__EXERCISE REQUIREMENTS__: Set down each entry from the block beneath, exactly as written.

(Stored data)

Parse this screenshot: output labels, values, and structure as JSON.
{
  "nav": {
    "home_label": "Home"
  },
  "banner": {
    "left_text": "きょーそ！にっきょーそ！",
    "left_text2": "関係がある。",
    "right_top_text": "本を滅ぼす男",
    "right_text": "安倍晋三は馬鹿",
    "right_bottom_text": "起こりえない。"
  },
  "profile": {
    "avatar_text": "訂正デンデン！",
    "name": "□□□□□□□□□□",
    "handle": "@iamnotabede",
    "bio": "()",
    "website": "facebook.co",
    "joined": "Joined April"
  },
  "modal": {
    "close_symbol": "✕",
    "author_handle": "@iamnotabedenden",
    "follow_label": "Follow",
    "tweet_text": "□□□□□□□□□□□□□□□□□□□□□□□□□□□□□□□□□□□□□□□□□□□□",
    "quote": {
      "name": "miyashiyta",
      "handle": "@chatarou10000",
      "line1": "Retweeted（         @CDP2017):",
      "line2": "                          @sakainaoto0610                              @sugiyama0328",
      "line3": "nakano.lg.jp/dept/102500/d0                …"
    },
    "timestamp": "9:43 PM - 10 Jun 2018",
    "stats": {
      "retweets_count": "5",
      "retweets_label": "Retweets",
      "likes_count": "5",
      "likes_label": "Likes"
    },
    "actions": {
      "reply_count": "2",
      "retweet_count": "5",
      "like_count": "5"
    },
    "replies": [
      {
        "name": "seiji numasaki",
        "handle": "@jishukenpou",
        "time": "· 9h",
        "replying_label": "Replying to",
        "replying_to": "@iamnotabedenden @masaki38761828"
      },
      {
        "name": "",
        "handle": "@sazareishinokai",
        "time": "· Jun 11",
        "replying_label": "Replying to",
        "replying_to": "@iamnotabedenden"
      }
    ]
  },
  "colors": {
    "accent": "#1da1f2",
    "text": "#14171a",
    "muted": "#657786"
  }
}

__CORRECT RESULT__:
Parse this screenshot: output labels, values, and structure as JSON.
{
  "nav": {
    "home_label": "Home"
  },
  "banner": {
    "left_text": "きょーそ！にっきょーそ！",
    "left_text2": "関係がある。",
    "right_top_text": "本を滅ぼす男",
    "right_text": "安倍晋三は馬鹿",
    "right_bottom_text": "起こりえない。"
  },
  "profile": {
    "avatar_text": "訂正デンデン！",
    "name": "□□□□□□□□□□",
    "handle": "@iamnotabede",
    "bio": "()",
    "website": "facebook.co",
    "joined": "Joined April"
  },
  "modal": {
    "close_symbol": "✕",
    "author_handle": "@iamnotabedenden",
    "follow_label": "Follow",
    "tweet_text": "□□□□□□□□□□□□□□□□□□□□□□□□□□□□□□□□□□□□□□□□□□□□",
    "quote": {
      "name": "miyashiyta",
      "handle": "@chatarou10000",
      "line1": "Retweeted（         @CDP2017):",
      "line2": "                          @sakainaoto0610                              @sugiyama0328",
      "line3": "nakano.lg.jp/dept/102500/d0                …"
    },
    "timestamp": "9:43 PM - 10 Jun 2018",
    "stats": {
      "retweets_count": "5",
      "retweets_label": "Retweets",
      "likes_count": "5",
      "likes_label": "Likes"
    },
    "actions": {
      "reply_count": "2",
      "retweet_count": "5",
      "like_count": "5"
    },
    "replies": [
      {
        "name": "seiji numasaki",
        "handle": "@jishukenpou",
        "time": "· 9h",
        "replying_label": "Replying to",
        "replying_to": "@iamnotabedenden @masaki38761828"
      },
      {
        "name": "",
        "handle": "@sazareishinokai",
        "time": "· Jun 11",
        "replying_label": "Replying to",
        "replying_to": "@iamnotabedenden"
      }
    ]
  },
  "colors": {
    "accent": "#1da1f2",
    "text": "#14171a",
    "muted": "#657786"
  }
}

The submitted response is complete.